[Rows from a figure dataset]
______________________________
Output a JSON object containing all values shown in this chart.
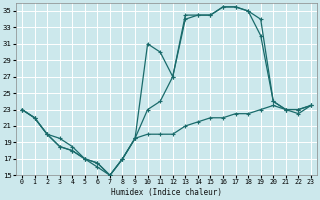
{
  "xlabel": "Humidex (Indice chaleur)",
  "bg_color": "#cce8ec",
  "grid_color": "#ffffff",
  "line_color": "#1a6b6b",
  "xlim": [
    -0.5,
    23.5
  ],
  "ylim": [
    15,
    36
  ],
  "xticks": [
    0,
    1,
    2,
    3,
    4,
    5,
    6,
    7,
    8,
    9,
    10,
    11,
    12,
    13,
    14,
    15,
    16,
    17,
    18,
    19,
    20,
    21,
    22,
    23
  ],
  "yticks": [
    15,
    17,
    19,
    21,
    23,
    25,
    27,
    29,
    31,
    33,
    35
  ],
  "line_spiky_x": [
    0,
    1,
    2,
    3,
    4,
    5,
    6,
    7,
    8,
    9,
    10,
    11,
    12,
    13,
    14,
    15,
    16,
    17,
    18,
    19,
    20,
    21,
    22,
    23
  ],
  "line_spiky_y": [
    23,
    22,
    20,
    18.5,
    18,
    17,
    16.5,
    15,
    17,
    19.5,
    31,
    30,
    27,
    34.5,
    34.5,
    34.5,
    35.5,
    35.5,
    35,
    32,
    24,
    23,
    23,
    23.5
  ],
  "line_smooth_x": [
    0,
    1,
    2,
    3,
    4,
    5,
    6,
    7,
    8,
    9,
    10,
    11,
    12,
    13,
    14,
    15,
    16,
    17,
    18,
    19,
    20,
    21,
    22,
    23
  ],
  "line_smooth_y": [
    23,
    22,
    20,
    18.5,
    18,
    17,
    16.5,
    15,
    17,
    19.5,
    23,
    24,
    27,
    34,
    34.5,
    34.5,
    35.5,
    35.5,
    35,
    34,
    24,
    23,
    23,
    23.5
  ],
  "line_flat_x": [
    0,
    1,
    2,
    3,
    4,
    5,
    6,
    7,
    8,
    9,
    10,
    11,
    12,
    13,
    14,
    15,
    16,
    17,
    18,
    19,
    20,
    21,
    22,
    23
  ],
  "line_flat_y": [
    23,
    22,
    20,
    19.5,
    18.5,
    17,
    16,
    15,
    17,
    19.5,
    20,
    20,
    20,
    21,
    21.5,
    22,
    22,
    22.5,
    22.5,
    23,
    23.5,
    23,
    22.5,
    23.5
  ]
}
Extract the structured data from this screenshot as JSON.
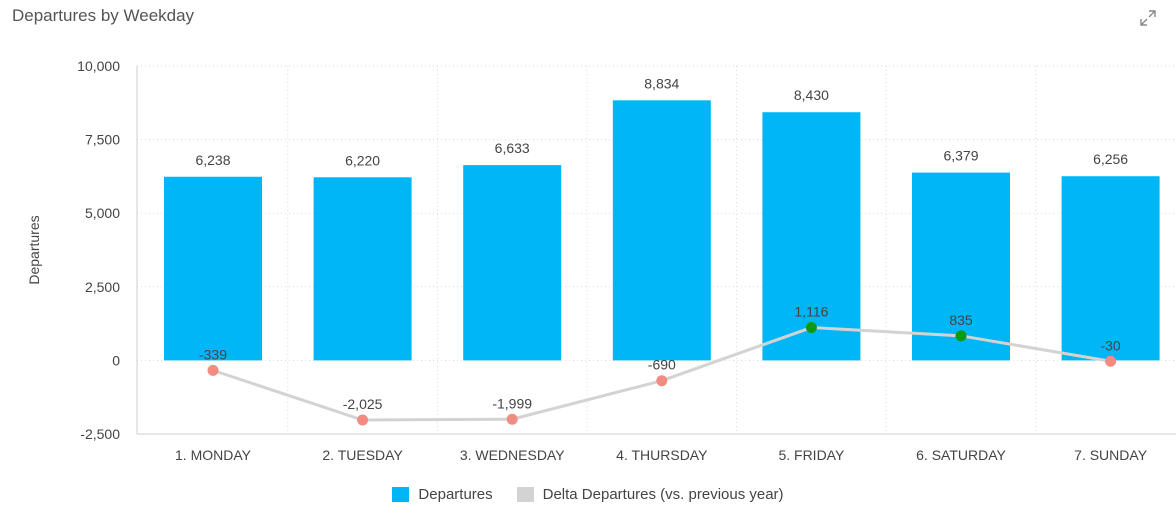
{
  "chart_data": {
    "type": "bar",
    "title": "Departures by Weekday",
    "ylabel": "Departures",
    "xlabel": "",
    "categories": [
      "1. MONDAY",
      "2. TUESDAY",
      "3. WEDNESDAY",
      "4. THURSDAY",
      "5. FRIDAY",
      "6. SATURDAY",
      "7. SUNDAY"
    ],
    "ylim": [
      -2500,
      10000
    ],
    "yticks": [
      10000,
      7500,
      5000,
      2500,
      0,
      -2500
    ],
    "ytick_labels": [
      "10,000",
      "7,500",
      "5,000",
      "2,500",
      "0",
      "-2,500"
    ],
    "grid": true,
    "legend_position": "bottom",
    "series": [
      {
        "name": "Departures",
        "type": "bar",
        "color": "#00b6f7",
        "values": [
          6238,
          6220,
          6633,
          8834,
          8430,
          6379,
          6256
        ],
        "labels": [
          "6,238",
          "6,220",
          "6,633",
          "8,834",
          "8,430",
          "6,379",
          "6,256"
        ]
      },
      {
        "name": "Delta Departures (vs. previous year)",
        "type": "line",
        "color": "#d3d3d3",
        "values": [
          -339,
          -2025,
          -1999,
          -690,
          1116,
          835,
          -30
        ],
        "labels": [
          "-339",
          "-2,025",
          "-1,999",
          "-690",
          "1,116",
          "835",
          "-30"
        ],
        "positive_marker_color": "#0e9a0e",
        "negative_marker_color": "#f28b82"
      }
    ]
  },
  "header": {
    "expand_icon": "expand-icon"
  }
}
______________________________
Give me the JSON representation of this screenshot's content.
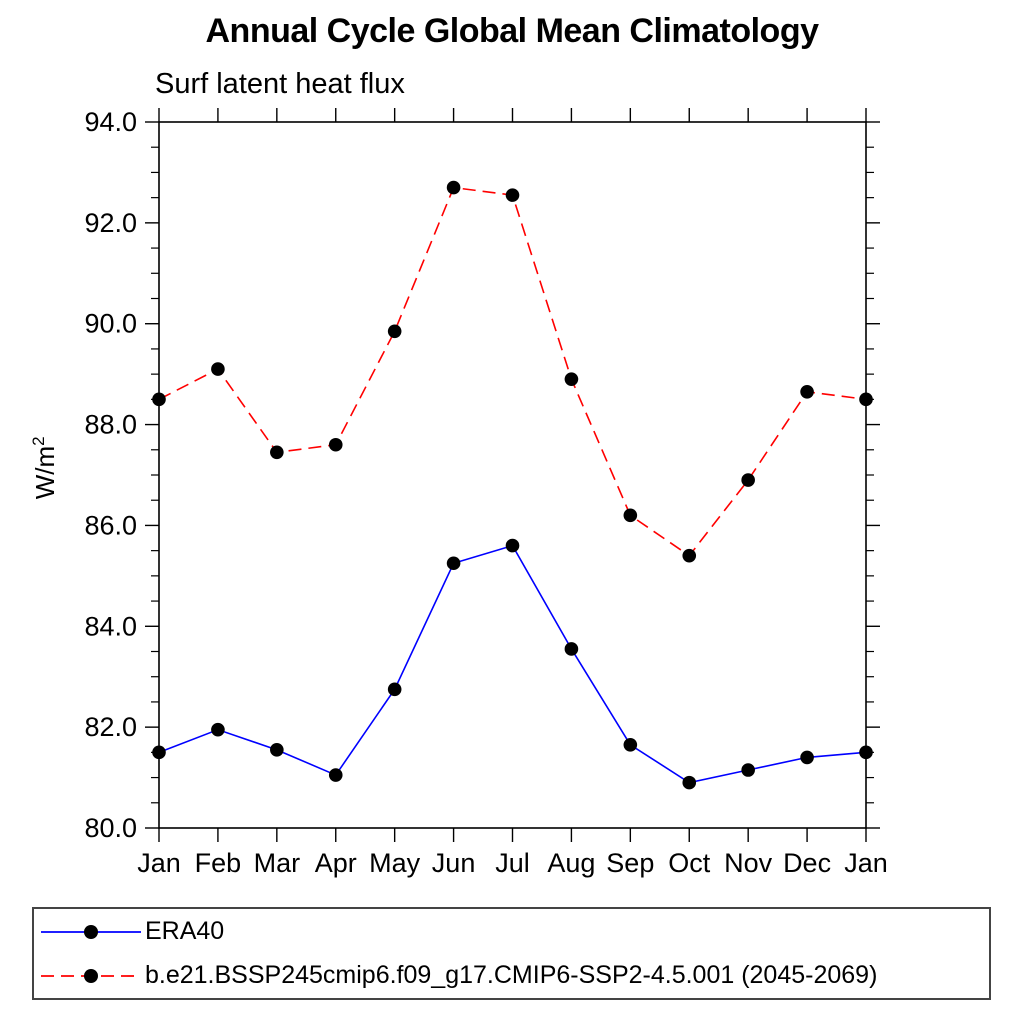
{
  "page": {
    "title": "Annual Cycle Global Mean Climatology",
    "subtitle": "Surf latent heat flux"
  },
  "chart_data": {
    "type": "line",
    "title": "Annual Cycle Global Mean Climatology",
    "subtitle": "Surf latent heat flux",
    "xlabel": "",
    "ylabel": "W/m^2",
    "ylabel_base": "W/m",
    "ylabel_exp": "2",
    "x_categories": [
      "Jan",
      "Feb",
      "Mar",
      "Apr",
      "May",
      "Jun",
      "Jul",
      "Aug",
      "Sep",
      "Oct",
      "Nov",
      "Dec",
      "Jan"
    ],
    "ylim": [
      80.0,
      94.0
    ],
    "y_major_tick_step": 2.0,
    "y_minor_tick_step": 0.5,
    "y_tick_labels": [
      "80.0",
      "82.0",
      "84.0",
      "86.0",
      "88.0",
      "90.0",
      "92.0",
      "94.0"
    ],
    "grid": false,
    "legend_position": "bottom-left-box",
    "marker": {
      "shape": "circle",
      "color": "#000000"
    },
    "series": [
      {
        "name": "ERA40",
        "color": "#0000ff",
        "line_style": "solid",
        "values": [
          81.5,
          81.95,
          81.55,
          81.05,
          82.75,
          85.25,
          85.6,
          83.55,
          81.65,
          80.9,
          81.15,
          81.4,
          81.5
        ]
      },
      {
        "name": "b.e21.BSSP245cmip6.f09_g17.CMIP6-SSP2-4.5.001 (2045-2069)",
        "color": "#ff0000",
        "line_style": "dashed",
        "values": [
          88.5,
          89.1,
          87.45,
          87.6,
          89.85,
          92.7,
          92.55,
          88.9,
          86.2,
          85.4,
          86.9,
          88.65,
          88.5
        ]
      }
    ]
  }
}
______________________________
Work out the count of lines containing the word "latent", then write only that count.

2